Text excerpt =
<<<<
New Study Challenges View of Natural Rock Weathering as a CO2 Sink
A groundbreaking study conducted by researchers at the University of Oxford is challenging the long-held belief that natural rock weathering acts as a carbon dioxide (CO2) sink. The study, which has important implications for climate change modeling, suggests that natural rock weathering can actually release significant amounts of CO2, rivaling the emissions from volcanoes.
Rocks play a crucial role in regulating the Earth’s temperature by storing carbon from ancient plants and animals. When rocks undergo chemical weathering, they absorb CO2, counteracting the emissions from volcanic activity. However, the University of Oxford study found that rocks can also release CO2 when ancient seafloor rocks are pushed up to the Earth’s surface.
This process exposes organic carbon in the rocks to oxygen, triggering the release of CO2. The researchers used a tracer element to measure the release of CO2 from weathering organic carbon in rocks and found hotspots of CO2 release in mountain ranges with high uplift rates, such as the Himalayas, Rocky Mountains, and Andes.
The global CO2 release from rock organic carbon weathering was estimated to be 68 megatons of carbon per year, which is similar to volcanic emissions. These findings indicate that natural rock weathering plays a significant role in the Earth’s carbon cycle.
Ongoing research is now underway to investigate how human activities and climate change may further increase this natural carbon release. The researchers aim to assess how this release may change in the future, as understanding these natural fluxes is crucial for improving predictions of the Earth’s carbon budget.
The study, published in the prestigious journal Nature, provides valuable insights into the complexity of the Earth’s carbon cycle and highlights the need for a comprehensive understanding of its various mechanisms. As we continue to grapple with the challenges of climate change, it is imperative that we take into account all factors contributing to the release and absorption of CO2 in order to develop effective mitigation strategies.
>>>>
Data drawn from a collection:
<<<<
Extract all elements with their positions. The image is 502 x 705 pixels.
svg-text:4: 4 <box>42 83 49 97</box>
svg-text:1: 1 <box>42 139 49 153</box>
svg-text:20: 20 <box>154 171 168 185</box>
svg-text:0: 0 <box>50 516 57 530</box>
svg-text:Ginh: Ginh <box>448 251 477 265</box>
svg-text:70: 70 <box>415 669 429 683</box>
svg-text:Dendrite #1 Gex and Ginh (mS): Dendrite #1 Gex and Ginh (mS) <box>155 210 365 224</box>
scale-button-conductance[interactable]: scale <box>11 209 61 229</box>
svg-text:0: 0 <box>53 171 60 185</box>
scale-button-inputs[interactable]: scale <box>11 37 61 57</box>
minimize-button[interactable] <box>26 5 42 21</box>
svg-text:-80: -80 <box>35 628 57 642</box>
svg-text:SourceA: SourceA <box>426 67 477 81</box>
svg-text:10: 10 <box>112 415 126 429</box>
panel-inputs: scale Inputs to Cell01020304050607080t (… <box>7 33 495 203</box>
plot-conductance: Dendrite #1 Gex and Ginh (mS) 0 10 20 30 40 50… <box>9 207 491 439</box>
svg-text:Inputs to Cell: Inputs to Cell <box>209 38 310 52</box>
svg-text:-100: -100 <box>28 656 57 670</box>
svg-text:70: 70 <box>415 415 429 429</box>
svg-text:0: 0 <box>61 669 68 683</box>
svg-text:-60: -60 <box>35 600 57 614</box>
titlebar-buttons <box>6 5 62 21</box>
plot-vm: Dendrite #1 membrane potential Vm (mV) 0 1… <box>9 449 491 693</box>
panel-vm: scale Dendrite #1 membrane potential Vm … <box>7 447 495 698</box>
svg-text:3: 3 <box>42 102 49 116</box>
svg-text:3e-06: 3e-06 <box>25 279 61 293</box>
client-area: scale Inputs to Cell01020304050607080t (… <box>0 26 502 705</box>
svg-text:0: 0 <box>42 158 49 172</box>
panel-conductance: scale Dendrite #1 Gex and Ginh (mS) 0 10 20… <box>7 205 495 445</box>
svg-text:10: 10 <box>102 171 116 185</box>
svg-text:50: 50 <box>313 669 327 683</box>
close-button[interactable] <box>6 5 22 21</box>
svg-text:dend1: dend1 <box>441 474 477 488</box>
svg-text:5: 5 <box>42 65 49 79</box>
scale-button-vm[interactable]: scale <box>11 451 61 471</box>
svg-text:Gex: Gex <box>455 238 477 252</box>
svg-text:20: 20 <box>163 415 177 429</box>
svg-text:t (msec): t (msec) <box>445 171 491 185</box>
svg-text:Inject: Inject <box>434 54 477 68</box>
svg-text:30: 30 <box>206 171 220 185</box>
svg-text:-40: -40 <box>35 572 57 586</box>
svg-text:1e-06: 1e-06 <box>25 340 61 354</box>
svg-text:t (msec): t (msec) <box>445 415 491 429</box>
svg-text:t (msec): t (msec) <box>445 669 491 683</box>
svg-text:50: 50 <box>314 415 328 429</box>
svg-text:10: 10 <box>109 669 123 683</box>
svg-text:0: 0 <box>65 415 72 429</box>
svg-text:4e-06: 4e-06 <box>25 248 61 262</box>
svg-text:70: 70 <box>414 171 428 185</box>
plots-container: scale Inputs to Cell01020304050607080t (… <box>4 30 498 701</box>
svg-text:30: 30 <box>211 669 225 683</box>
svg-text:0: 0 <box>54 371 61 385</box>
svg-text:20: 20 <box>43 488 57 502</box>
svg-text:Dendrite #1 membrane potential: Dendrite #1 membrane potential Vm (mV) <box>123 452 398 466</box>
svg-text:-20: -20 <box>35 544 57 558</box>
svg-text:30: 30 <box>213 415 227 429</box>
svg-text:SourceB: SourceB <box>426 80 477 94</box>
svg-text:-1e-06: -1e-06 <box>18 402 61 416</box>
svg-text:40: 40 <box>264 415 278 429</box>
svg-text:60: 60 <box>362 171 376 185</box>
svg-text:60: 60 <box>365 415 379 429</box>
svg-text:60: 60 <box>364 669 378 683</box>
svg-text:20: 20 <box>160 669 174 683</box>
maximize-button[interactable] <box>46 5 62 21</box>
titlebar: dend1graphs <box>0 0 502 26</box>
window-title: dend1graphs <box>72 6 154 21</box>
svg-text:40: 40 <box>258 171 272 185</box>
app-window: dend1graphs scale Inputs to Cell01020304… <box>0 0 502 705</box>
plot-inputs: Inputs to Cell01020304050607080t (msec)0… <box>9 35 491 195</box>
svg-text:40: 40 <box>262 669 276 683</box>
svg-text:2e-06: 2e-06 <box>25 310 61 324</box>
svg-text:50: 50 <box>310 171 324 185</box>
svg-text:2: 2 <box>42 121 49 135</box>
>>>>
Problem = According to the text on rock weathering, what is the estimated global CO2 release from rock organic carbon weathering each year?

Response below = 68 megatons of carbon per year.